The request: Extract every line that includes the string "Töjning".

Record set:
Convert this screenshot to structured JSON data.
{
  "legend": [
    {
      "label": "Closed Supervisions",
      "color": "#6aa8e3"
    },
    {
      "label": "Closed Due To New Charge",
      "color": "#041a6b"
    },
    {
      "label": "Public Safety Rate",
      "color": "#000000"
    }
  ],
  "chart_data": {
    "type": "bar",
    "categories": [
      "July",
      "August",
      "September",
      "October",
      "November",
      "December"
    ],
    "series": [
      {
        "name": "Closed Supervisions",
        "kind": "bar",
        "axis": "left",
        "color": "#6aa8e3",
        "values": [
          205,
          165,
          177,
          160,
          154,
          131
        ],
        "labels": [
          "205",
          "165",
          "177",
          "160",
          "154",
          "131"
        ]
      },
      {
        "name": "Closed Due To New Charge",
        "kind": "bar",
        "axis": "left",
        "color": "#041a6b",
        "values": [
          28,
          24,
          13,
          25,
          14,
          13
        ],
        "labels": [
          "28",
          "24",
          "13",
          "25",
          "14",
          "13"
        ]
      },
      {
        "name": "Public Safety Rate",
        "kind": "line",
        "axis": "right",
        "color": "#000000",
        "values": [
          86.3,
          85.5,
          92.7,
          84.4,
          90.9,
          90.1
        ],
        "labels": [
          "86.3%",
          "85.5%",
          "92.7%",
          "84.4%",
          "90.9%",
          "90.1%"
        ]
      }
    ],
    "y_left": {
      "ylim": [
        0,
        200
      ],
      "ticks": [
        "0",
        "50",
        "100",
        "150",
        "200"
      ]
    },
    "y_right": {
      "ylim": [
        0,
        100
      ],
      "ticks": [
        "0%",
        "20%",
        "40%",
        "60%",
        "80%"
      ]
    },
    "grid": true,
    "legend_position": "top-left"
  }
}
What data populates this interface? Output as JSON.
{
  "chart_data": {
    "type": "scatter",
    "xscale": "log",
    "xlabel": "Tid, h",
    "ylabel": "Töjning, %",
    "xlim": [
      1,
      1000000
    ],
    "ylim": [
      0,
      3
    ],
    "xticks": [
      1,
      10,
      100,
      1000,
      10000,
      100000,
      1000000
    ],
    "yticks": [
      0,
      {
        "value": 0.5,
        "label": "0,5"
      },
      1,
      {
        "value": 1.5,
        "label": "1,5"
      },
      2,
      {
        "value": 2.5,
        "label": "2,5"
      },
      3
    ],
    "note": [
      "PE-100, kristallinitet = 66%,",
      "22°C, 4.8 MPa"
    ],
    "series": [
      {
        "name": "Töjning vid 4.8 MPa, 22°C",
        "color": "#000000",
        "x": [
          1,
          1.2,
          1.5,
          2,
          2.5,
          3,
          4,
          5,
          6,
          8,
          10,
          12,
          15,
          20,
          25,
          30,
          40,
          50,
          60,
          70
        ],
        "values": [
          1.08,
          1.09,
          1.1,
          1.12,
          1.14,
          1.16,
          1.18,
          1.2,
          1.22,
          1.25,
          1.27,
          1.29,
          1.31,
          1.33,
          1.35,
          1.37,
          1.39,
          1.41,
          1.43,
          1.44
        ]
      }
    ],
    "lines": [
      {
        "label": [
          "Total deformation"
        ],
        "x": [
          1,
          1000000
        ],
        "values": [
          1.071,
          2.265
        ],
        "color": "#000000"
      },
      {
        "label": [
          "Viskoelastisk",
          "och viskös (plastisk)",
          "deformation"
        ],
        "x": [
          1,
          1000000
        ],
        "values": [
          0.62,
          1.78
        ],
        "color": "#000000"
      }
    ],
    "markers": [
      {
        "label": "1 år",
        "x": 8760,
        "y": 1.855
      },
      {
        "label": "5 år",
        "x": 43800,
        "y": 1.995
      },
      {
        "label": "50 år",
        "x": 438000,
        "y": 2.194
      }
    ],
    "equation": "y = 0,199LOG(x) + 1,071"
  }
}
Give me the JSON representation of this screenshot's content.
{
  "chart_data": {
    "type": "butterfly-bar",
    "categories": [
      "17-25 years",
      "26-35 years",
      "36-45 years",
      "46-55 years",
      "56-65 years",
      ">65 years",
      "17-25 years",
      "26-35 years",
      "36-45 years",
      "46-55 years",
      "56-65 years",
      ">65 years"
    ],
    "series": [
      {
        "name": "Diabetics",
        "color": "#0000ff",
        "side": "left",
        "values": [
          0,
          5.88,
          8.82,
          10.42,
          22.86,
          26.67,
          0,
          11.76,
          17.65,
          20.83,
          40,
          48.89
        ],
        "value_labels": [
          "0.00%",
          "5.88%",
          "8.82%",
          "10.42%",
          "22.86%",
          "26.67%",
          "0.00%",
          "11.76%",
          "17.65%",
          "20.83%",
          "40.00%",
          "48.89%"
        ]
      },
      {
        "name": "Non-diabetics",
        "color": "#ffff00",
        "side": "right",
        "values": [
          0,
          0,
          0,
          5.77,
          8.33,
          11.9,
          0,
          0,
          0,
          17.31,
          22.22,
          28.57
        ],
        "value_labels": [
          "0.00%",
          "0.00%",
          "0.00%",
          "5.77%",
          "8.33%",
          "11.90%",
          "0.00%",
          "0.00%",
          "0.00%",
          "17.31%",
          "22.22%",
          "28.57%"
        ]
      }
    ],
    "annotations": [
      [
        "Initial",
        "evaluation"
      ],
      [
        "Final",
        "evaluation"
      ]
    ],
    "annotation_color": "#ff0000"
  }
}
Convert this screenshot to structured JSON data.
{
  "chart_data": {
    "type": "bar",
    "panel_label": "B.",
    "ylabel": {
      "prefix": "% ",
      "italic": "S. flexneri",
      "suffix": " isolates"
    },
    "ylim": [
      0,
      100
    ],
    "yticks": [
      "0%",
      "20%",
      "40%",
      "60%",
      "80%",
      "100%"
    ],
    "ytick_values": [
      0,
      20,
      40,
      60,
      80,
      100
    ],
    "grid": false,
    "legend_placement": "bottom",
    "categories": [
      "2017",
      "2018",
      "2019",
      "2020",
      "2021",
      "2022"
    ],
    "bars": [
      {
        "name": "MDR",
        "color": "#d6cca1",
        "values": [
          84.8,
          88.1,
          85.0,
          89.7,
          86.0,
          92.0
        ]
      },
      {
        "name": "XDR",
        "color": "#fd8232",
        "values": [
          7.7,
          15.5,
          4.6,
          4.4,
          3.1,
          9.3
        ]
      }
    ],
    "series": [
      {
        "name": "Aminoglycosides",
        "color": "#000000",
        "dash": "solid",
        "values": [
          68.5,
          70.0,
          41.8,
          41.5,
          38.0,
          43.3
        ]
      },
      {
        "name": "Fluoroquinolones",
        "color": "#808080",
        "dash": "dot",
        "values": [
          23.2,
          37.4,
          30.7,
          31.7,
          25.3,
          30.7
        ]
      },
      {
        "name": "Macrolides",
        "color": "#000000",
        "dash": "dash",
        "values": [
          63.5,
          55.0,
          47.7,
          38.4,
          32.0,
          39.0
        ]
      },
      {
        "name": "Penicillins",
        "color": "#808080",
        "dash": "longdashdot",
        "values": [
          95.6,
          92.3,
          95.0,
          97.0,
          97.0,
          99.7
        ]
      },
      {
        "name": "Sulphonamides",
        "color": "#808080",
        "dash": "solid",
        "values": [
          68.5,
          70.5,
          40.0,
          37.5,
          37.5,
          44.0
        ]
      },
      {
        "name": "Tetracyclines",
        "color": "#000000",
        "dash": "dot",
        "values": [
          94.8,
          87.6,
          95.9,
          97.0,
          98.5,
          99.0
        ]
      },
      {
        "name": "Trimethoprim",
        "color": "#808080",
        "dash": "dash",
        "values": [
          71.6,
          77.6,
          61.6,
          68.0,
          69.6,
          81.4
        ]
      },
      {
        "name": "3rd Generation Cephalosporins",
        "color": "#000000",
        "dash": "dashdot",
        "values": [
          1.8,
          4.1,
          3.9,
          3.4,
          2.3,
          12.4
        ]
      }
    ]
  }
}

Solution to this task:
    "ylabel": "Töjning, %",
        "name": "Töjning vid 4.8 MPa, 22°C",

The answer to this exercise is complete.